▶ WHAT TO DO
(a) Copy the article about the Kansas City Chiefs parade shooting word for word, starting at the words "Three people were" and ending after "Patrick Mahomes jersey.".
(b) In the article about the Kansas City Chiefs parade shooting, how many people were wounded?

▶ PASSAGE
-=-=-

"Lisa met no strangers. Any place she would enter not knowing a soul, she walked out hugging people,” Lisa Lopez-Galvan’s brother says.
Questions are being raised about how the shooting at the Kansas City Chiefs victory parade Wednesday started.
A million people were celebrating the football team’s Super Bowl win when gunshots rang out. One woman was killed and 22 people were wounded.
The woman killed was identified as Kansas City radio show host Lisa Lopez-Galvan. She leaves a husband and two children.
Lopez-Galvan’s brother and sister spoke out about his sister’s death.
“Lisa met no strangers. Any place she would enter not knowing a soul, she walked out hugging people and had the biggest heart and I think that’s the memory that we will all take away from this,” Lopez-Galvan’s brother says.
Three people were detained and authorities say the shooting seems to have been connected to a personal dispute.
Police say the shooting was neither terrorism nor an act of a crazed gunman. Two juveniles and one adult are being questioned. One of the juveniles was caught on camera in handcuffs and wearing a Patrick Mahomes jersey.

-=-=-

▶ RECORDS SHOWN
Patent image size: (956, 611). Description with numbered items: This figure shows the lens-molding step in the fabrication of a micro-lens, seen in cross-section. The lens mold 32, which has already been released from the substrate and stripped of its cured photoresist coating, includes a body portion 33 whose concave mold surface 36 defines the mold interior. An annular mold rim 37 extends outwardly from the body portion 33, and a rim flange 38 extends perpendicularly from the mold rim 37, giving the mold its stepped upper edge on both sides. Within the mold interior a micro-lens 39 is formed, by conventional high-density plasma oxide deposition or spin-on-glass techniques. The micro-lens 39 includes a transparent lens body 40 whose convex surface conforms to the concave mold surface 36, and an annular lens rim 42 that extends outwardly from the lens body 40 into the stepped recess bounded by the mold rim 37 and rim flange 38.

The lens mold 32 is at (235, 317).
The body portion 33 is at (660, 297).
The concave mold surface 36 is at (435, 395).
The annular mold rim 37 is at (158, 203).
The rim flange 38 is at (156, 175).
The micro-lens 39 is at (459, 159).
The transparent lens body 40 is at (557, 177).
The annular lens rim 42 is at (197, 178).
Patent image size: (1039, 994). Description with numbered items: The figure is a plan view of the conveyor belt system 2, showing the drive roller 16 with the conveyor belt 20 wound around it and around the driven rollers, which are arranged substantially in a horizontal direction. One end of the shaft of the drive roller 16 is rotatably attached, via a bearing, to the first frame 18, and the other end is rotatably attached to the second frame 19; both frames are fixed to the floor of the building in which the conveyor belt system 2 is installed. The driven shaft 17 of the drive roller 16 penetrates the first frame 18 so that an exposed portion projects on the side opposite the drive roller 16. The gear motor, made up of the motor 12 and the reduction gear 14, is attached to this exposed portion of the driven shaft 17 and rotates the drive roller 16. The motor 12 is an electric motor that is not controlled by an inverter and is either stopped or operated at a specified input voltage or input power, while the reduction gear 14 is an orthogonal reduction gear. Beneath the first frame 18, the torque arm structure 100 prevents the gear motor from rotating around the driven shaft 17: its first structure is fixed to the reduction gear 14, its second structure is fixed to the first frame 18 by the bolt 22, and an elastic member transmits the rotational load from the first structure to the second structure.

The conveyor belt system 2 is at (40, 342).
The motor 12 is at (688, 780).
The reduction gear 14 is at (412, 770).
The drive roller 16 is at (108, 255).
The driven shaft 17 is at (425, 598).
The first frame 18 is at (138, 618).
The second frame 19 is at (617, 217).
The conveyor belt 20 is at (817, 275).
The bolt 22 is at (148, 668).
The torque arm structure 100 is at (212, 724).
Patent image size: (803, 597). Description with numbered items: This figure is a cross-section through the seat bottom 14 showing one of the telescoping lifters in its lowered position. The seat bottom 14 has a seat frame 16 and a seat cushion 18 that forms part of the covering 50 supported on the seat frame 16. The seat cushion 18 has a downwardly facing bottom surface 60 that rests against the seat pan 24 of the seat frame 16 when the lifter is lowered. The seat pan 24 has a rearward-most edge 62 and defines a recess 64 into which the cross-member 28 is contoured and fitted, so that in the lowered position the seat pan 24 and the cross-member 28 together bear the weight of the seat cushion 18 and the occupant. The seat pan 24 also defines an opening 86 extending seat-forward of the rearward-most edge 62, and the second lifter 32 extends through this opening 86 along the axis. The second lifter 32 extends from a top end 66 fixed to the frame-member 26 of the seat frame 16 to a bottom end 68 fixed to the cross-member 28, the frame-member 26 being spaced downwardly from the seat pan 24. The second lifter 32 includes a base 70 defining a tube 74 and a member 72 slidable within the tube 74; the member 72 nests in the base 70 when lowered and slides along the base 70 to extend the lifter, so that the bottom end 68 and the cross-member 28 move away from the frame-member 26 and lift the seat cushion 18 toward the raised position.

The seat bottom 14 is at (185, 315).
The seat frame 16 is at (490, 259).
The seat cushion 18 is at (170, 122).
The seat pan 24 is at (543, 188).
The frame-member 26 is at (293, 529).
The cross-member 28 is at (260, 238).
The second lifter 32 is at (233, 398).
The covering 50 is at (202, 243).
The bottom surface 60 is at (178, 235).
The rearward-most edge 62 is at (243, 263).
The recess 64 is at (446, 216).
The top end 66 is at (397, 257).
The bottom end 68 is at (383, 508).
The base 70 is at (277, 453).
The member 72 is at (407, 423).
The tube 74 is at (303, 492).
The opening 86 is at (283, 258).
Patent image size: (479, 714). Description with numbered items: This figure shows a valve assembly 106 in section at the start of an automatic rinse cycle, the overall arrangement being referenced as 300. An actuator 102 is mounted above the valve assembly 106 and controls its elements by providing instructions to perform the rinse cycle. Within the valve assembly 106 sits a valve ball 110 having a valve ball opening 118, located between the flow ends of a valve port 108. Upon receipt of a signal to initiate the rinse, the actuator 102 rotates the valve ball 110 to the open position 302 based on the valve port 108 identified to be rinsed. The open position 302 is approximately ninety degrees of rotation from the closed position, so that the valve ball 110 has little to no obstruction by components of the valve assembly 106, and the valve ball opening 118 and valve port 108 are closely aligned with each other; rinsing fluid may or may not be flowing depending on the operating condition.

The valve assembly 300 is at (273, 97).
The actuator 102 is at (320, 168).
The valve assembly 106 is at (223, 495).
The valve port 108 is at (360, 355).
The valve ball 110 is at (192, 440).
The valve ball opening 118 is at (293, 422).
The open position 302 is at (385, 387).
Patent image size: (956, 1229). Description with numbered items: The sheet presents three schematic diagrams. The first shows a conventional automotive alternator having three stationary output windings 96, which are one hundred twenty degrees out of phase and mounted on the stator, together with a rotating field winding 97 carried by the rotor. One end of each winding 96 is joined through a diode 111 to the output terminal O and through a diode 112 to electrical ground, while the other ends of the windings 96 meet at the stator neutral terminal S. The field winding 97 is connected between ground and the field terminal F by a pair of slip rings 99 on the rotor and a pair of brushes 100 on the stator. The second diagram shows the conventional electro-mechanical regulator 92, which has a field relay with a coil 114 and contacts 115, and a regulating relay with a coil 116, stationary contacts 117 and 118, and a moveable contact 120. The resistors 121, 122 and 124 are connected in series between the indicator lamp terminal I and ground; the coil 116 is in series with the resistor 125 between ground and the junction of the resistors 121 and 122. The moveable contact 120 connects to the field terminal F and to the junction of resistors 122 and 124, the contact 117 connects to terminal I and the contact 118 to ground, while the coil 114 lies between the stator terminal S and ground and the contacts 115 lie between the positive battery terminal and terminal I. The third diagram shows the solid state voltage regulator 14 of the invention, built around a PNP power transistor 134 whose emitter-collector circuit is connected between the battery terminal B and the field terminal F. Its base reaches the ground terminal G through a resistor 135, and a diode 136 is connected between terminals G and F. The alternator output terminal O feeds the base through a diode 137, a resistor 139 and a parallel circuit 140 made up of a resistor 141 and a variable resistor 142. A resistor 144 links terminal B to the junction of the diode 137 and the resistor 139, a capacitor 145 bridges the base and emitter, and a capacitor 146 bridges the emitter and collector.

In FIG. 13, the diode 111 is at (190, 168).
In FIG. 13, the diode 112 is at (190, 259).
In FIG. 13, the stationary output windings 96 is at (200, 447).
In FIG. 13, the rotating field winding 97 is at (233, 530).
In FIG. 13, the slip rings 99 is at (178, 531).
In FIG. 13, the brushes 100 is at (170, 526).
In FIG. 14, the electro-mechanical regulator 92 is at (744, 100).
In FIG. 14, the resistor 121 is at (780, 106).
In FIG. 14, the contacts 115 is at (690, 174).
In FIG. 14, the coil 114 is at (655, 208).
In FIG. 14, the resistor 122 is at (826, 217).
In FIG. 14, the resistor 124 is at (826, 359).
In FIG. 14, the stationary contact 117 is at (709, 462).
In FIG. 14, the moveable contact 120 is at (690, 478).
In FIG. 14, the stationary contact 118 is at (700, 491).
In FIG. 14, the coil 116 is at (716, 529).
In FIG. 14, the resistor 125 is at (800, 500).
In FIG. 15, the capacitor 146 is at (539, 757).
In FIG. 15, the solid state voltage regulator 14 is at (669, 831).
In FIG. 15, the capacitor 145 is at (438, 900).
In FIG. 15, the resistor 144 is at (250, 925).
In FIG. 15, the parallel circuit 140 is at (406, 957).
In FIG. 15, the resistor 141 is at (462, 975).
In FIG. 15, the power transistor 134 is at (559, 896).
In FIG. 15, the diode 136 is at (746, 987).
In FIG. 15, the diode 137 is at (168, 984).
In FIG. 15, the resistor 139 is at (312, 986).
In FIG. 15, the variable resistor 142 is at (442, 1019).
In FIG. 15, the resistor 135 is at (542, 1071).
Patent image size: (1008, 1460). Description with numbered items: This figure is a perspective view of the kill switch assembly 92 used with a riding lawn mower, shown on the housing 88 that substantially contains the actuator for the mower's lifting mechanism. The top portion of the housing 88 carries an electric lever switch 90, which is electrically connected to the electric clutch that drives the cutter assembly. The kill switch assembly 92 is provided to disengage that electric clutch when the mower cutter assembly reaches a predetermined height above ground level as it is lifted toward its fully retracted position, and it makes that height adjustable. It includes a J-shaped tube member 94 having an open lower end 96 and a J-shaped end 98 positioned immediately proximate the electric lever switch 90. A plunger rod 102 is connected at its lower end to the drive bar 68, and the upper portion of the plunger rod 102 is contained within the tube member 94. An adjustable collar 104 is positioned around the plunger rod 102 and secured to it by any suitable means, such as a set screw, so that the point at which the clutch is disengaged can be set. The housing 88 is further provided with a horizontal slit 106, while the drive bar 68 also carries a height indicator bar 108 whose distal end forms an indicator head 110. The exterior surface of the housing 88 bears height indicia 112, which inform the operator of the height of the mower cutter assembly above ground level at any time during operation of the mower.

-=-=-

▶ YOUR RESPONSES
(a)
Three people were detained and authorities say the shooting seems to have been connected to a personal dispute.
Police say the shooting was neither terrorism nor an act of a crazed gunman. Two juveniles and one adult are being questioned. One of the juveniles was caught on camera in handcuffs and wearing a Patrick Mahomes jersey.

(b) 22 people were wounded.